— Required work —
Whenever a line contains the string "summary", copy it out of the entries.

— Supplied material —
------------------------------------------------------------------------

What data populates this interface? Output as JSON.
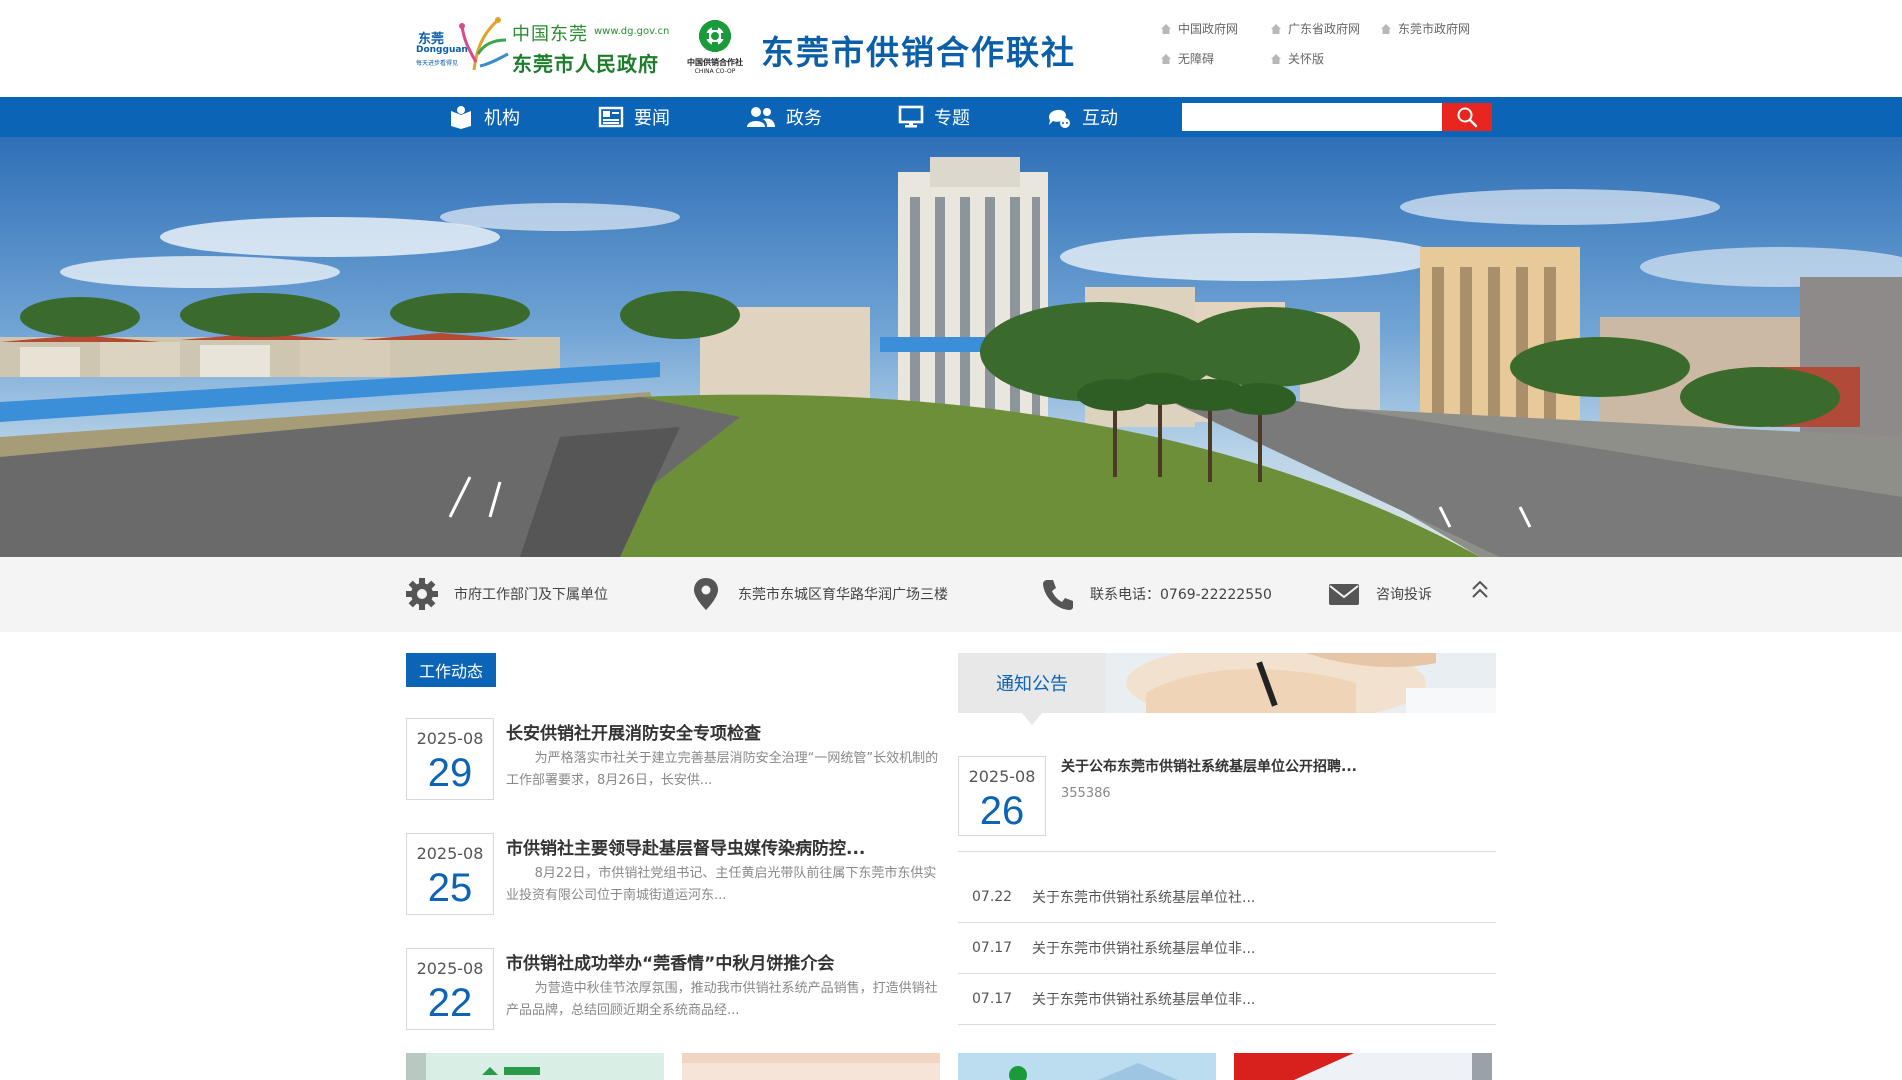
{
  "header": {
    "dongguan_logo": {
      "script_text": "中国东莞",
      "url": "www.dg.gov.cn",
      "name": "东莞市人民政府",
      "badge_cn": "东莞",
      "badge_en": "Dongguan",
      "badge_slogan": "每天进步看得见"
    },
    "coop_logo": {
      "cn": "中国供销合作社",
      "en": "CHINA CO-OP"
    },
    "site_title": "东莞市供销合作联社",
    "top_links": [
      {
        "label": "中国政府网"
      },
      {
        "label": "广东省政府网"
      },
      {
        "label": "东莞市政府网"
      },
      {
        "label": "无障碍"
      },
      {
        "label": "关怀版"
      }
    ]
  },
  "nav": {
    "items": [
      {
        "label": "机构",
        "icon": "book-icon"
      },
      {
        "label": "要闻",
        "icon": "newspaper-icon"
      },
      {
        "label": "政务",
        "icon": "people-icon"
      },
      {
        "label": "专题",
        "icon": "monitor-icon"
      },
      {
        "label": "互动",
        "icon": "chat-icon"
      }
    ],
    "search_placeholder": ""
  },
  "info_bar": {
    "items": [
      {
        "label": "市府工作部门及下属单位",
        "icon": "gear-icon"
      },
      {
        "label": "东莞市东城区育华路华润广场三楼",
        "icon": "location-pin-icon"
      },
      {
        "label": "联系电话：0769-22222550",
        "icon": "phone-icon"
      },
      {
        "label": "咨询投诉",
        "icon": "mail-icon"
      }
    ]
  },
  "work_news": {
    "heading": "工作动态",
    "items": [
      {
        "ym": "2025-08",
        "day": "29",
        "title": "长安供销社开展消防安全专项检查",
        "summary": "为严格落实市社关于建立完善基层消防安全治理“一网统管”长效机制的工作部署要求，8月26日，长安供..."
      },
      {
        "ym": "2025-08",
        "day": "25",
        "title": "市供销社主要领导赴基层督导虫媒传染病防控...",
        "summary": "8月22日，市供销社党组书记、主任黄启光带队前往属下东莞市东供实业投资有限公司位于南城街道运河东..."
      },
      {
        "ym": "2025-08",
        "day": "22",
        "title": "市供销社成功举办“莞香情”中秋月饼推介会",
        "summary": "为营造中秋佳节浓厚氛围，推动我市供销社系统产品销售，打造供销社产品品牌，总结回顾近期全系统商品经..."
      }
    ]
  },
  "notices": {
    "heading": "通知公告",
    "featured": {
      "ym": "2025-08",
      "day": "26",
      "title": "关于公布东莞市供销社系统基层单位公开招聘...",
      "sub": "355386"
    },
    "items": [
      {
        "date": "07.22",
        "title": "关于东莞市供销社系统基层单位社..."
      },
      {
        "date": "07.17",
        "title": "关于东莞市供销社系统基层单位非..."
      },
      {
        "date": "07.17",
        "title": "关于东莞市供销社系统基层单位非..."
      }
    ]
  },
  "colors": {
    "brand_blue": "#0b64b5",
    "search_red": "#e8251f",
    "logo_green": "#1d7d2c"
  }
}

------------------------------------------------------------------------

— Response below —
        "summary": "为严格落实市社关于建立完善基层消防安全治理“一网统管”长效机制的工作部署要求，8月26日，长安供..."
        "summary": "8月22日，市供销社党组书记、主任黄启光带队前往属下东莞市东供实业投资有限公司位于南城街道运河东..."
        "summary": "为营造中秋佳节浓厚氛围，推动我市供销社系统产品销售，打造供销社产品品牌，总结回顾近期全系统商品经..."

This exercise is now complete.